(Data excerpts)
◆ ◆ ◆ ◆ ◆ ◆ ◆
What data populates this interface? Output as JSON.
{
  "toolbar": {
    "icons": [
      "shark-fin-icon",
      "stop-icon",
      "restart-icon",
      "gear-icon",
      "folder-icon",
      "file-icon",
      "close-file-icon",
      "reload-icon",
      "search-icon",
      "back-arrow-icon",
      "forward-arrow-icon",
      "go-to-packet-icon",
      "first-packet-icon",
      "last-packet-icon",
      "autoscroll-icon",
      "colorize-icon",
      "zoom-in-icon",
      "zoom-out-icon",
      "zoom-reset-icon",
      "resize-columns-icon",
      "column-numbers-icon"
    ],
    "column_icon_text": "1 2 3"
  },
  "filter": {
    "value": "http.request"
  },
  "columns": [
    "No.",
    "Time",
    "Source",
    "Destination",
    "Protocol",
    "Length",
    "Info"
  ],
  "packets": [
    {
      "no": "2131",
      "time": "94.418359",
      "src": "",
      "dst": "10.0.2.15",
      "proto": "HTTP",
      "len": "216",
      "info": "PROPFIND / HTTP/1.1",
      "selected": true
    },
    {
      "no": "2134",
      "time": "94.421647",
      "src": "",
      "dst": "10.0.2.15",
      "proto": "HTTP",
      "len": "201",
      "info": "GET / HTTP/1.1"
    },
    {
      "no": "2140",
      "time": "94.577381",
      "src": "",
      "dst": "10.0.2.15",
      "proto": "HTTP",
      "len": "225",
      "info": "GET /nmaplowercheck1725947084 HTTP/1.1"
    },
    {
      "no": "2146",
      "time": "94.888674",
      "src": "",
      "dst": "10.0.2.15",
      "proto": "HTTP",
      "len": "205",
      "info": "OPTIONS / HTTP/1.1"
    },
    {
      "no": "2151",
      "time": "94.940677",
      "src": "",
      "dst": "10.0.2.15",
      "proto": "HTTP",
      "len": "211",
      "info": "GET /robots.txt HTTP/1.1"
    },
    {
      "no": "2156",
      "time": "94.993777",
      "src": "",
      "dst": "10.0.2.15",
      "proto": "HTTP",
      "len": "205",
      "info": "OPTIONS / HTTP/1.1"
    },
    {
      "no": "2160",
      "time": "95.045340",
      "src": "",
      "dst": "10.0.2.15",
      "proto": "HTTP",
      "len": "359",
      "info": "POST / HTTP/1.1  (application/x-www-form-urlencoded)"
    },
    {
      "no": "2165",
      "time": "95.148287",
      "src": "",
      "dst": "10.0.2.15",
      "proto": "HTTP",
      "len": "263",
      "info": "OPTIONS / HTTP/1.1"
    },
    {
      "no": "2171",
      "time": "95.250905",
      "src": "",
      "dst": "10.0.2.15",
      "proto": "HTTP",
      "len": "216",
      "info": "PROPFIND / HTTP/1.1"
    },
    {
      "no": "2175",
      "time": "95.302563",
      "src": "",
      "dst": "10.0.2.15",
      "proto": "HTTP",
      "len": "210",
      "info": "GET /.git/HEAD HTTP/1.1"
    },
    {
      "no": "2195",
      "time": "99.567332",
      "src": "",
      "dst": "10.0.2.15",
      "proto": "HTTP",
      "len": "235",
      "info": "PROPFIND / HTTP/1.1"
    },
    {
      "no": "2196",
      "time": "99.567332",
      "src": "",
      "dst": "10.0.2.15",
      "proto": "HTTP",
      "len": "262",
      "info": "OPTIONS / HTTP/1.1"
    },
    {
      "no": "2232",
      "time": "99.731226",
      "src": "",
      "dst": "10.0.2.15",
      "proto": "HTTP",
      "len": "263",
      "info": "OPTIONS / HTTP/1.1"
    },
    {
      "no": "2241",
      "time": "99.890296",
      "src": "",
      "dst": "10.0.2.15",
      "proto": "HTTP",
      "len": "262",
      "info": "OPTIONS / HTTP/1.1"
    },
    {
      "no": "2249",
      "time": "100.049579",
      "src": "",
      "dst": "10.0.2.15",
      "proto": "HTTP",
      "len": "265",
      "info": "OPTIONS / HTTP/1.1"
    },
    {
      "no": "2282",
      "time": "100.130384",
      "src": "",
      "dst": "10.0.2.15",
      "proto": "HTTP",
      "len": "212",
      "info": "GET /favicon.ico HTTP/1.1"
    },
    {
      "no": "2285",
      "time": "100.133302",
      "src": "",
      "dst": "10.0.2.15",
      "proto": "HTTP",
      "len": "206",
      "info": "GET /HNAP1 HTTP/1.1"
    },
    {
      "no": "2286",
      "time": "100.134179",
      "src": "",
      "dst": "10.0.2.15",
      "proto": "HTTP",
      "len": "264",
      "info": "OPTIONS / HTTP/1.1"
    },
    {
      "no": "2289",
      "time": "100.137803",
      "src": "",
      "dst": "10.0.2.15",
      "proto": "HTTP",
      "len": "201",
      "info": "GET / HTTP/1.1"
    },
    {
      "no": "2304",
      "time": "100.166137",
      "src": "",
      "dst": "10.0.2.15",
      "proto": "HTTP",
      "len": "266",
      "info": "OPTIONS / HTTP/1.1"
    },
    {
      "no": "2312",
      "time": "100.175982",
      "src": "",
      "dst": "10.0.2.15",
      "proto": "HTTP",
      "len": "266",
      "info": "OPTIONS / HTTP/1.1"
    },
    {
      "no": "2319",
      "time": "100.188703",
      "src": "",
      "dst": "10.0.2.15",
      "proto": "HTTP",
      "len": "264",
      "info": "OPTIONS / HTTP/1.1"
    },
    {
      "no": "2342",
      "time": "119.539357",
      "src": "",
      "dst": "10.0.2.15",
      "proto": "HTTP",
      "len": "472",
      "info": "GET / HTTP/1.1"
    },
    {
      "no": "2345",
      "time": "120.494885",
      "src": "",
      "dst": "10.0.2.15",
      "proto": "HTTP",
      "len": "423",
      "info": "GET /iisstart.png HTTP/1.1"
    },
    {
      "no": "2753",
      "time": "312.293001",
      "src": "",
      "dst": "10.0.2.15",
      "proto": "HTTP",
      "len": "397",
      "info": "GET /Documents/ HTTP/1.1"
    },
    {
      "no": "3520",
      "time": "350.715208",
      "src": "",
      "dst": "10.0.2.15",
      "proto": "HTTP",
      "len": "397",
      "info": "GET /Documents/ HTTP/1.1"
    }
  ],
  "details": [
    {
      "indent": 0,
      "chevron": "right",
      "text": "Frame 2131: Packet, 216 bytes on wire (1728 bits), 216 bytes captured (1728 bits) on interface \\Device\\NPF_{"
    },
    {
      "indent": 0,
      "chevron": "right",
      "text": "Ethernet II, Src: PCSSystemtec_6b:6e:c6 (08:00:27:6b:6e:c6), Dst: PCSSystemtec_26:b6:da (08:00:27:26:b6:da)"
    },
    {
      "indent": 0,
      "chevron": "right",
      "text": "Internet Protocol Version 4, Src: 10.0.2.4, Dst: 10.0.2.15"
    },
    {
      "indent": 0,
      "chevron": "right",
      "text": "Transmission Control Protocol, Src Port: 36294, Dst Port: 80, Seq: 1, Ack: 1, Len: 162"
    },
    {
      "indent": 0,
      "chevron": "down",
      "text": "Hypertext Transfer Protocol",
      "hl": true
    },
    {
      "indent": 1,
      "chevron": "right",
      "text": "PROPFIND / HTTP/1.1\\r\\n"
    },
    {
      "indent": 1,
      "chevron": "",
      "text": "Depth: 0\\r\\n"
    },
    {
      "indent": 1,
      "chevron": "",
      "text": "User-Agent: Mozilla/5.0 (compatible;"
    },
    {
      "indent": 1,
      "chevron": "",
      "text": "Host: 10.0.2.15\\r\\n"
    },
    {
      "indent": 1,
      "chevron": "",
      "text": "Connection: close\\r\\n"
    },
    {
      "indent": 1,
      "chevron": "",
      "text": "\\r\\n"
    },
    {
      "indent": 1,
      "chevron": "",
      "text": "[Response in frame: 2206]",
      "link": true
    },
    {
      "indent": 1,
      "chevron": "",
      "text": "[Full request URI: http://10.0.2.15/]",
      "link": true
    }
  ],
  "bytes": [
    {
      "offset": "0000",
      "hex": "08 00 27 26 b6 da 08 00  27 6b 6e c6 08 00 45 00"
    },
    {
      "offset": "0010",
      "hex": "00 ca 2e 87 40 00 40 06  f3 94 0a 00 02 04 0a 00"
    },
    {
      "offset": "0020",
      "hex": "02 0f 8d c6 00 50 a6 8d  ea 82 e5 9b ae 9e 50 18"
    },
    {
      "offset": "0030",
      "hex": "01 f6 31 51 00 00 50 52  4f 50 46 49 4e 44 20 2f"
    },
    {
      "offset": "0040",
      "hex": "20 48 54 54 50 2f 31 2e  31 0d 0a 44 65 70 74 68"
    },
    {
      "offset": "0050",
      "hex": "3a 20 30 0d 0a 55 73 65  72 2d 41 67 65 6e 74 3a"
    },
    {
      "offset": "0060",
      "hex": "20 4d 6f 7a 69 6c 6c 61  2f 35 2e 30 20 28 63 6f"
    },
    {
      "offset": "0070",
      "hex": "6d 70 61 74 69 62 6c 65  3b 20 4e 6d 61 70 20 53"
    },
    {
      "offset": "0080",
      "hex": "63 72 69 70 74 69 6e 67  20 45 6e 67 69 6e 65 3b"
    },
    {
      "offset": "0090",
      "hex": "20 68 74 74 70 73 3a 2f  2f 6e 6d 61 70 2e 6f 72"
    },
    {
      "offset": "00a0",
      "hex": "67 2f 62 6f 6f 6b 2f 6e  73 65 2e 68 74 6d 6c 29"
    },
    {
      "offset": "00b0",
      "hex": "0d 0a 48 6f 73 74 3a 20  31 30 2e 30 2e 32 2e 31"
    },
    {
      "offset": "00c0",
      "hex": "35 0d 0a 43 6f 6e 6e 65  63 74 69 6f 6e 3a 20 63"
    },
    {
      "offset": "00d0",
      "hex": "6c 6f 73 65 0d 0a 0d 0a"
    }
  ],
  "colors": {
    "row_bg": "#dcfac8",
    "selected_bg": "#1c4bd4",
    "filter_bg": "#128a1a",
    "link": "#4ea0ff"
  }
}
◆ ◆ ◆ ◆ ◆ ◆ ◆
◆ **WHAT IS NEEDED**:
Look through the listing above. Pick out each line with "zoom" and copy it.

◆ **EXERCISE OUTPUT**:
      "zoom-in-icon",
      "zoom-out-icon",
      "zoom-reset-icon",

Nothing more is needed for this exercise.